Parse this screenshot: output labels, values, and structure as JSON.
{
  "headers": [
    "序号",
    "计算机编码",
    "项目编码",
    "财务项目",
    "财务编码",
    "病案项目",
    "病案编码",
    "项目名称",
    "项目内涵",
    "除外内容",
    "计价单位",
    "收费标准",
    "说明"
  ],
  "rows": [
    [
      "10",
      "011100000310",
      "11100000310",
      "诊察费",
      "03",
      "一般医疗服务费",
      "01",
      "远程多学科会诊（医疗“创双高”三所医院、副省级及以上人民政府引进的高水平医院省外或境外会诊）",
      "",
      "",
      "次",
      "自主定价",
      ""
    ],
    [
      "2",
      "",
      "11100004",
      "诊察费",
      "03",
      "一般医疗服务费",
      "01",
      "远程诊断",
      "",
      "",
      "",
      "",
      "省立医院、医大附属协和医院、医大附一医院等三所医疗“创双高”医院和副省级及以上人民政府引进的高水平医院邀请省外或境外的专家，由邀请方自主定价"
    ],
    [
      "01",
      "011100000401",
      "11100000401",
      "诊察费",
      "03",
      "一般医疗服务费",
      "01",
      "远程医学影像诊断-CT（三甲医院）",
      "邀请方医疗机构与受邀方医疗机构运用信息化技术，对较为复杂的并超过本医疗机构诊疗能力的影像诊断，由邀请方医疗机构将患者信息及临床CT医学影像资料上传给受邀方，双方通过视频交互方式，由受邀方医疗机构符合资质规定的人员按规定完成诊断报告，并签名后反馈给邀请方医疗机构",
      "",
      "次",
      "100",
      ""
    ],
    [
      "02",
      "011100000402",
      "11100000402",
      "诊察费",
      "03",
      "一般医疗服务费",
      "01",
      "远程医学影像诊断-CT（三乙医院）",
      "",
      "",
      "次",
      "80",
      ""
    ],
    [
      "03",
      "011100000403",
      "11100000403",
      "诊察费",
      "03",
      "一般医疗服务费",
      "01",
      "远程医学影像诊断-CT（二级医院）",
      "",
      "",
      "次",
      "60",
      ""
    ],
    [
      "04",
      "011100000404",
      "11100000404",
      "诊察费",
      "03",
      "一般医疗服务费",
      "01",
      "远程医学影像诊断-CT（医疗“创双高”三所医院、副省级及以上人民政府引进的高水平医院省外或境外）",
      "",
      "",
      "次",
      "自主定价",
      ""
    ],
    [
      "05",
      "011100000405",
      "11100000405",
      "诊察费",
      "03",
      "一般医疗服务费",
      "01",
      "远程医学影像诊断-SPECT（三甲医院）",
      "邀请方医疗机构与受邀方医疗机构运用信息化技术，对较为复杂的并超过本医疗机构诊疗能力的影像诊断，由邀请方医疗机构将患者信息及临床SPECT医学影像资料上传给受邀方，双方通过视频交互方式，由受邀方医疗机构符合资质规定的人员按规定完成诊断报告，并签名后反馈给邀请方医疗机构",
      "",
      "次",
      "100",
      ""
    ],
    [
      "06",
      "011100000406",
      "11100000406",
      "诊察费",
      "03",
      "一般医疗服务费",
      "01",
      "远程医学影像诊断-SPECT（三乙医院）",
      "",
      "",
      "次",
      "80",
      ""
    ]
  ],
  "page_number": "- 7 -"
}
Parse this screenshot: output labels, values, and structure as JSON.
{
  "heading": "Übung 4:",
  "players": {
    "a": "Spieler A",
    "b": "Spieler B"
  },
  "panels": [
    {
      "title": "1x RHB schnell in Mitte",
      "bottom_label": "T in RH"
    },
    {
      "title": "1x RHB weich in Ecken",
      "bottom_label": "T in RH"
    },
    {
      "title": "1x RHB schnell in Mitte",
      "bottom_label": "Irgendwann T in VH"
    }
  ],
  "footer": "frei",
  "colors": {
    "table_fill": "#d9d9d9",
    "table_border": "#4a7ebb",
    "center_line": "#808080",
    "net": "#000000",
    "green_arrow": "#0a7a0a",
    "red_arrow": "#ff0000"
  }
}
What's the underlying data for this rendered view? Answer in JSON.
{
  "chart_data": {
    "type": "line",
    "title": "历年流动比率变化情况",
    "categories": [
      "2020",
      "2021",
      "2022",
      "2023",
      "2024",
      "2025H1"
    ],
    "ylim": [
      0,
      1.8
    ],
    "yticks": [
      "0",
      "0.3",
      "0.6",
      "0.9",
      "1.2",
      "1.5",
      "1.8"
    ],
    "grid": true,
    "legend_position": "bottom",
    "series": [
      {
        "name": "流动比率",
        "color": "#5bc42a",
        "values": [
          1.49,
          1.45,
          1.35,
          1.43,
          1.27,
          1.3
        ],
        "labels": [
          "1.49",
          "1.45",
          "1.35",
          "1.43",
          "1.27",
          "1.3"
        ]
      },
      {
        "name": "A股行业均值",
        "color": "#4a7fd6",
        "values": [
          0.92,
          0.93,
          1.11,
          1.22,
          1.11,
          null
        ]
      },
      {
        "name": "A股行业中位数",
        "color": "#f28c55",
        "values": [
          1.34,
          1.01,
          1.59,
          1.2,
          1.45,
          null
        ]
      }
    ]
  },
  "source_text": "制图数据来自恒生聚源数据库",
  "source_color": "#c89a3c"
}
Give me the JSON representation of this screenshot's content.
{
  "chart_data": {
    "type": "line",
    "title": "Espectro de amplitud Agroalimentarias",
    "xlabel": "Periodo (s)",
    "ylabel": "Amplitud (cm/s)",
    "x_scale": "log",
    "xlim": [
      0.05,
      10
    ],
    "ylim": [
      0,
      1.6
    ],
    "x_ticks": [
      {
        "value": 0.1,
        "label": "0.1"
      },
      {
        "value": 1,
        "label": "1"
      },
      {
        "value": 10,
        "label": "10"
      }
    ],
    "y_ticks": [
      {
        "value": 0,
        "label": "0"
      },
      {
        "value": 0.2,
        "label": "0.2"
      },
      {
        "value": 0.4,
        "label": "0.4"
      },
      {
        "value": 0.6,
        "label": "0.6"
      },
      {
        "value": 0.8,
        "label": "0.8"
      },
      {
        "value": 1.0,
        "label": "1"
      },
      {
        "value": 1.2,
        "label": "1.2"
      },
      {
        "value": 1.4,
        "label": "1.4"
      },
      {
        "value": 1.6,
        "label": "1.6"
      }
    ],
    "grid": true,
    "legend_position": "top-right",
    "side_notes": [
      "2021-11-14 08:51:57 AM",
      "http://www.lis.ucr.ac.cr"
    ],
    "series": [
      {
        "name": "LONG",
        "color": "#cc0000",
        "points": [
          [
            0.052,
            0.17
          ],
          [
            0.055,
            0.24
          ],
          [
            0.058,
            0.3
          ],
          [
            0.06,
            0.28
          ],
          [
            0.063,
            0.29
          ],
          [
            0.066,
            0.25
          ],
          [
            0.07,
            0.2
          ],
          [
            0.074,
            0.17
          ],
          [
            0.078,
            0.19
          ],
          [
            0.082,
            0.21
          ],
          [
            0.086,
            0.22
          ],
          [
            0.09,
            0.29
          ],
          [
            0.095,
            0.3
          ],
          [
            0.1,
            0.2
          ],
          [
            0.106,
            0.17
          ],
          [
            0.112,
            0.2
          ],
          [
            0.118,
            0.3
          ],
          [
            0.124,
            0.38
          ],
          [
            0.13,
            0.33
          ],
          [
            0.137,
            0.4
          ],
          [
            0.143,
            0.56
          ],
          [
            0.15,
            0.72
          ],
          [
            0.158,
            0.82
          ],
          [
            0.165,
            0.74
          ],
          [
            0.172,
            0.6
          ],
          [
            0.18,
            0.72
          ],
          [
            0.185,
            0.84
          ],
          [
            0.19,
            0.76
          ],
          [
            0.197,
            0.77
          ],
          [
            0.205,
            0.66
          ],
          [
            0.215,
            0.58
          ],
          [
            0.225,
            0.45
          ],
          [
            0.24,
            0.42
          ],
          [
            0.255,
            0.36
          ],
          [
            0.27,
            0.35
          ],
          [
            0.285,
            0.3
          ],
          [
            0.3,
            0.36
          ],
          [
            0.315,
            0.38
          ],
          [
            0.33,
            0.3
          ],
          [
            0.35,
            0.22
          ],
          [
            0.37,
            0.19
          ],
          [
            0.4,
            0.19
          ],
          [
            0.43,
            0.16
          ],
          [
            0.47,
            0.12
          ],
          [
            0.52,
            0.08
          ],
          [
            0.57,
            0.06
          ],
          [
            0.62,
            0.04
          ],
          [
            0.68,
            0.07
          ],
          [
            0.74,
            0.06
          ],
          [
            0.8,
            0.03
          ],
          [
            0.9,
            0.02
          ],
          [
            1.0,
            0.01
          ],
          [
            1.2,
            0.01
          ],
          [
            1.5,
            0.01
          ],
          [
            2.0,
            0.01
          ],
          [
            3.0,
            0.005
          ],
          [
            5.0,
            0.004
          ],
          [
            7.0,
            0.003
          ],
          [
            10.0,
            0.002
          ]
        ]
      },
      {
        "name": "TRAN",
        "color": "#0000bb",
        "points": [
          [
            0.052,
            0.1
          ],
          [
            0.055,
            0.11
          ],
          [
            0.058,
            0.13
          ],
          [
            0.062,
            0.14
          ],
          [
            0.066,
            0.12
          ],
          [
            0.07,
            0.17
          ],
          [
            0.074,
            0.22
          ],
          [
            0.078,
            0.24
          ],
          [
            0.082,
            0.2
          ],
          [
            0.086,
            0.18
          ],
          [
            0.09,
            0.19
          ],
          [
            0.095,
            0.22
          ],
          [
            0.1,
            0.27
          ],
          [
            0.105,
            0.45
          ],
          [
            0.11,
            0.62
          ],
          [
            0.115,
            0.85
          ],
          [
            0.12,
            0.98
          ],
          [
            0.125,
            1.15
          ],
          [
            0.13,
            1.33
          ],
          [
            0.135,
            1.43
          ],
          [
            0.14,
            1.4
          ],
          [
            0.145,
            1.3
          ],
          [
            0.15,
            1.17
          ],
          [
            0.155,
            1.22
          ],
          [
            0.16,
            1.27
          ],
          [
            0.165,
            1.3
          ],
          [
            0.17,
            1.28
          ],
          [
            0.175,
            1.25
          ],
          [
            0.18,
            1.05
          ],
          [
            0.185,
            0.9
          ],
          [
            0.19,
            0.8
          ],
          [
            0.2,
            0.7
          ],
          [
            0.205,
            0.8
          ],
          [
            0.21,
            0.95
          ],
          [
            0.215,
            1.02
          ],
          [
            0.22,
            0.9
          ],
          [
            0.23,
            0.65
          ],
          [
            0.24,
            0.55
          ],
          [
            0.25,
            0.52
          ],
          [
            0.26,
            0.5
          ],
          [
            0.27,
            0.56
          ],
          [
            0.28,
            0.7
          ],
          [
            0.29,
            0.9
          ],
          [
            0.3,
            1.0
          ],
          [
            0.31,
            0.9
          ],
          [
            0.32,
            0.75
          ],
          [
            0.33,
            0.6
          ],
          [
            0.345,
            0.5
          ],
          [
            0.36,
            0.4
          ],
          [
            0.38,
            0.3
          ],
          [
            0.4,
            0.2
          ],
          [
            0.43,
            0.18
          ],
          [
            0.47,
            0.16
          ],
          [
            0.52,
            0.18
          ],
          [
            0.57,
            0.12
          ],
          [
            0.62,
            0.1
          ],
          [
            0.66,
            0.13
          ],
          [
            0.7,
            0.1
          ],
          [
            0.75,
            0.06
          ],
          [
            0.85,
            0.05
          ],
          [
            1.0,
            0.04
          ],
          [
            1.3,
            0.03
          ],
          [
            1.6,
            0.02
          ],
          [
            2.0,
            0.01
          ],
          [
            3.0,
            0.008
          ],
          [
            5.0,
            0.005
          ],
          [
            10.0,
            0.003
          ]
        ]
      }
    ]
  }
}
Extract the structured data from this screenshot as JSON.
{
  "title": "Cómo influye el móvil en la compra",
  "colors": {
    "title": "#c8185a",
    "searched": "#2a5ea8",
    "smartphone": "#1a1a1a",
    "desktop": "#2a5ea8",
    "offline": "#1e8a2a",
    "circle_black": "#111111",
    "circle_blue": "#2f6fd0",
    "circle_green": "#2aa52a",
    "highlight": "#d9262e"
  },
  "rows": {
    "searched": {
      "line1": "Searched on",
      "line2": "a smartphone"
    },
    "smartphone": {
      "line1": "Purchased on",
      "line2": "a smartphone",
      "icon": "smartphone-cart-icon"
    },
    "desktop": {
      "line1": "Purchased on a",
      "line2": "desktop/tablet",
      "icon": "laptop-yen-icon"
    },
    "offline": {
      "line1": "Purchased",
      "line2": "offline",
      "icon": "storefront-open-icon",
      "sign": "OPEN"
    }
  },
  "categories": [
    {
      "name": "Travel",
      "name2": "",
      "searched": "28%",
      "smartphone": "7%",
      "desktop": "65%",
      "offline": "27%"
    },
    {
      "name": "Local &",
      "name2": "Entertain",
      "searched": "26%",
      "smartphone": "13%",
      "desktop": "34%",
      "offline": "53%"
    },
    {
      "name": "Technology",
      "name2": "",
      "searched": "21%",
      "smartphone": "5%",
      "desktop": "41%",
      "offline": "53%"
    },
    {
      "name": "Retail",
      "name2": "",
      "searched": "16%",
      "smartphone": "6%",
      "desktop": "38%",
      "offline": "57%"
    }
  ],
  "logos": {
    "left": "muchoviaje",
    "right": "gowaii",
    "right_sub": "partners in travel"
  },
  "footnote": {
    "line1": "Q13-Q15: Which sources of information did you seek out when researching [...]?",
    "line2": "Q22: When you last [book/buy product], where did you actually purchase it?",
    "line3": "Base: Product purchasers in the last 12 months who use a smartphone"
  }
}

▬▬▬▬▬▬

All lines in the data that contain the word "last" should be copied.

## The solution
    "line2": "Q22: When you last [book/buy product], where did you actually purchase it?",
    "line3": "Base: Product purchasers in the last 12 months who use a smartphone"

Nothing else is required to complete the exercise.